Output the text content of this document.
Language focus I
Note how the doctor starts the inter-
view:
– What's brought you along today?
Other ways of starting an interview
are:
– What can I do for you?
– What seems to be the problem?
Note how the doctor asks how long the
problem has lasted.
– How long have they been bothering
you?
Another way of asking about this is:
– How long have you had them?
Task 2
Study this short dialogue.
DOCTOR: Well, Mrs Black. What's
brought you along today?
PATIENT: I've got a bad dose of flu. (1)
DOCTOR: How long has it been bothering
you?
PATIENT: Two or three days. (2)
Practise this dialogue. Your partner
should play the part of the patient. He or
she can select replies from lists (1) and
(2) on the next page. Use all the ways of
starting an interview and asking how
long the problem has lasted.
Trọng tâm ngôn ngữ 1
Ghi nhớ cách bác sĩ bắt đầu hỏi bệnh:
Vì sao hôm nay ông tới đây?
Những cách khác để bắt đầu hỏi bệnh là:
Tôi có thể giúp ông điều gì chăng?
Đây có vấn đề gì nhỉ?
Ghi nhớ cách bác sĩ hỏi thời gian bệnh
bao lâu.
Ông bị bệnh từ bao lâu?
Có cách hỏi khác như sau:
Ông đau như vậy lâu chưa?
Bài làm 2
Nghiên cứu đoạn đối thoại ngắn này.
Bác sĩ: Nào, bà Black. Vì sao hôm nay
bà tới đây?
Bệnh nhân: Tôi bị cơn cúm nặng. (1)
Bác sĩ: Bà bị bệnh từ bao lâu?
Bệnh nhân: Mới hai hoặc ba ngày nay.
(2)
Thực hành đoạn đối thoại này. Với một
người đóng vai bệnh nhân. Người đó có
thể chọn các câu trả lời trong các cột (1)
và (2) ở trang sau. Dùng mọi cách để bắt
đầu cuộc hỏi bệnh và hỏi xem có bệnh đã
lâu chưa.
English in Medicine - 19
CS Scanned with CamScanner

> [Written task]:
Extract the full listing and reproduce each line exactly.

> [Solution to this problem]:
Output the text content of this document.
Language focus I
Note how the doctor starts the inter-
view:
– What's brought you along today?
Other ways of starting an interview
are:
– What can I do for you?
– What seems to be the problem?
Note how the doctor asks how long the
problem has lasted.
– How long have they been bothering
you?
Another way of asking about this is:
– How long have you had them?
Task 2
Study this short dialogue.
DOCTOR: Well, Mrs Black. What's
brought you along today?
PATIENT: I've got a bad dose of flu. (1)
DOCTOR: How long has it been bothering
you?
PATIENT: Two or three days. (2)
Practise this dialogue. Your partner
should play the part of the patient. He or
she can select replies from lists (1) and
(2) on the next page. Use all the ways of
starting an interview and asking how
long the problem has lasted.
Trọng tâm ngôn ngữ 1
Ghi nhớ cách bác sĩ bắt đầu hỏi bệnh:
Vì sao hôm nay ông tới đây?
Những cách khác để bắt đầu hỏi bệnh là:
Tôi có thể giúp ông điều gì chăng?
Đây có vấn đề gì nhỉ?
Ghi nhớ cách bác sĩ hỏi thời gian bệnh
bao lâu.
Ông bị bệnh từ bao lâu?
Có cách hỏi khác như sau:
Ông đau như vậy lâu chưa?
Bài làm 2
Nghiên cứu đoạn đối thoại ngắn này.
Bác sĩ: Nào, bà Black. Vì sao hôm nay
bà tới đây?
Bệnh nhân: Tôi bị cơn cúm nặng. (1)
Bác sĩ: Bà bị bệnh từ bao lâu?
Bệnh nhân: Mới hai hoặc ba ngày nay.
(2)
Thực hành đoạn đối thoại này. Với một
người đóng vai bệnh nhân. Người đó có
thể chọn các câu trả lời trong các cột (1)
và (2) ở trang sau. Dùng mọi cách để bắt
đầu cuộc hỏi bệnh và hỏi xem có bệnh đã
lâu chưa.
English in Medicine - 19
CS Scanned with CamScanner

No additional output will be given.